EXERCISE BRIEF —
All lines below must be repeated exactly, with the pictures omitted.

== INPUT RECORDS ==

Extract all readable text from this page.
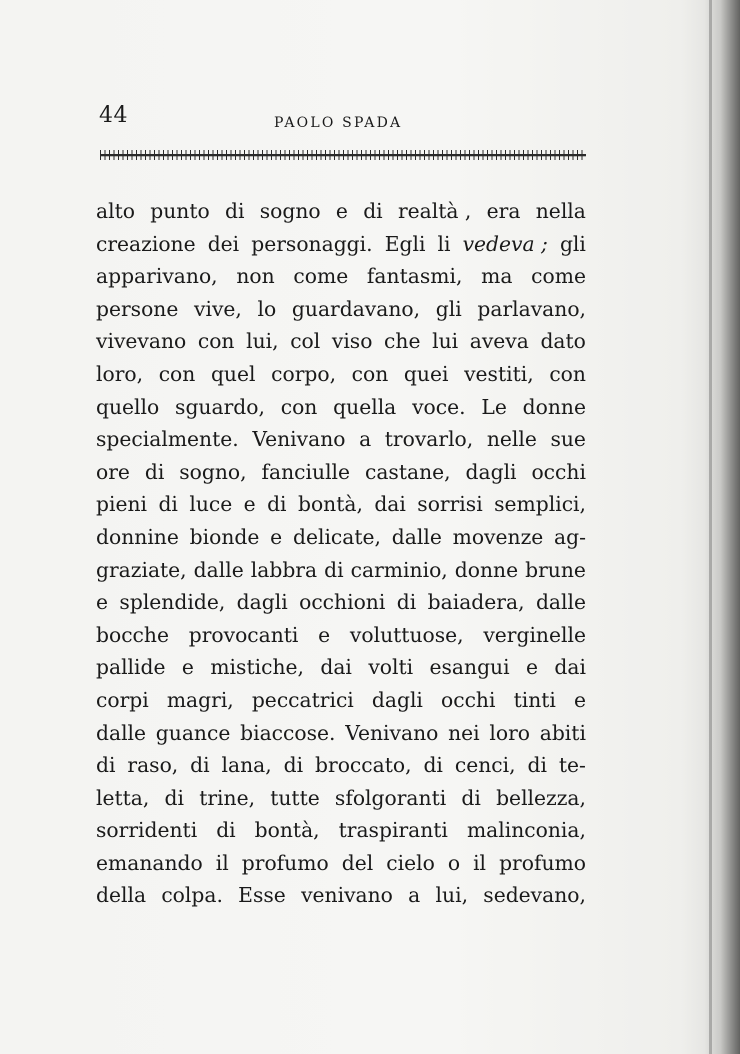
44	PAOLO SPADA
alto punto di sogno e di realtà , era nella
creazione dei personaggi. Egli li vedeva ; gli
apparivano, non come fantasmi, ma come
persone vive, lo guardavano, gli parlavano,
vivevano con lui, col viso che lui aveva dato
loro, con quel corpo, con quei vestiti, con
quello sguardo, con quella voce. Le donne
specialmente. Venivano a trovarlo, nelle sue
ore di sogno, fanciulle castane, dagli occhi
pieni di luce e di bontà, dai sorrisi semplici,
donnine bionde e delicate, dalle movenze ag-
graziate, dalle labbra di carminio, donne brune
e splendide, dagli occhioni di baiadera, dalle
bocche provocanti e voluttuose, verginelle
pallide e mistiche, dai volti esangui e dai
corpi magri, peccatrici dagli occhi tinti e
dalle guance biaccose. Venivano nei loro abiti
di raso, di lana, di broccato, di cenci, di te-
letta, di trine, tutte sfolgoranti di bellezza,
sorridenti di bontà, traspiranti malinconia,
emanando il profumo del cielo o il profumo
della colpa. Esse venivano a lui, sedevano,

===

ANSWER TO THIS EXERCISE —
Extract all readable text from this page.
44	PAOLO SPADA
alto punto di sogno e di realtà , era nella
creazione dei personaggi. Egli li vedeva ; gli
apparivano, non come fantasmi, ma come
persone vive, lo guardavano, gli parlavano,
vivevano con lui, col viso che lui aveva dato
loro, con quel corpo, con quei vestiti, con
quello sguardo, con quella voce. Le donne
specialmente. Venivano a trovarlo, nelle sue
ore di sogno, fanciulle castane, dagli occhi
pieni di luce e di bontà, dai sorrisi semplici,
donnine bionde e delicate, dalle movenze ag-
graziate, dalle labbra di carminio, donne brune
e splendide, dagli occhioni di baiadera, dalle
bocche provocanti e voluttuose, verginelle
pallide e mistiche, dai volti esangui e dai
corpi magri, peccatrici dagli occhi tinti e
dalle guance biaccose. Venivano nei loro abiti
di raso, di lana, di broccato, di cenci, di te-
letta, di trine, tutte sfolgoranti di bellezza,
sorridenti di bontà, traspiranti malinconia,
emanando il profumo del cielo o il profumo
della colpa. Esse venivano a lui, sedevano,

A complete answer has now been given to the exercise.